→ **What is needed**:
Below are the entries; count the lines in them that contain the word "name" and give only the number.

→ **Extracted records**:
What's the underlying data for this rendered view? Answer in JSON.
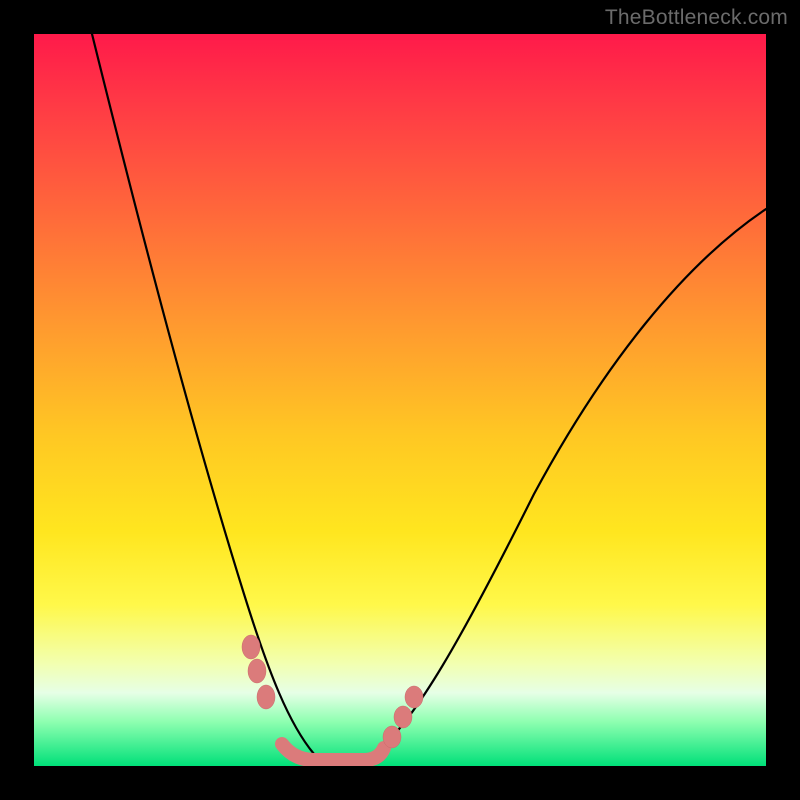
{
  "watermark": "TheBottleneck.com",
  "chart_data": {
    "type": "line",
    "title": "",
    "xlabel": "",
    "ylabel": "",
    "xlim": [
      0,
      1
    ],
    "ylim": [
      0,
      1
    ],
    "background_gradient": {
      "orientation": "vertical",
      "stops": [
        {
          "pos": 0.0,
          "color": "#ff1a4a"
        },
        {
          "pos": 0.25,
          "color": "#ff6a3a"
        },
        {
          "pos": 0.55,
          "color": "#ffc823"
        },
        {
          "pos": 0.78,
          "color": "#fff84a"
        },
        {
          "pos": 0.94,
          "color": "#8dffb0"
        },
        {
          "pos": 1.0,
          "color": "#00e079"
        }
      ]
    },
    "series": [
      {
        "name": "bottleneck-curve",
        "color": "#000000",
        "x": [
          0.08,
          0.12,
          0.16,
          0.2,
          0.24,
          0.27,
          0.3,
          0.33,
          0.36,
          0.4,
          0.44,
          0.5,
          0.56,
          0.62,
          0.7,
          0.8,
          0.9,
          1.0
        ],
        "y": [
          1.0,
          0.83,
          0.66,
          0.5,
          0.34,
          0.22,
          0.12,
          0.05,
          0.01,
          0.0,
          0.01,
          0.06,
          0.14,
          0.24,
          0.38,
          0.54,
          0.66,
          0.76
        ]
      }
    ],
    "markers": {
      "name": "scatter-points",
      "color": "#db7b7b",
      "points": [
        {
          "x": 0.29,
          "y": 0.15
        },
        {
          "x": 0.3,
          "y": 0.12
        },
        {
          "x": 0.312,
          "y": 0.085
        },
        {
          "x": 0.485,
          "y": 0.03
        },
        {
          "x": 0.5,
          "y": 0.058
        },
        {
          "x": 0.515,
          "y": 0.085
        }
      ]
    },
    "trough_highlight": {
      "name": "trough-band",
      "color": "#db7b7b",
      "x_range": [
        0.33,
        0.46
      ],
      "y": 0.0
    }
  }
}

→ **Task result**:
3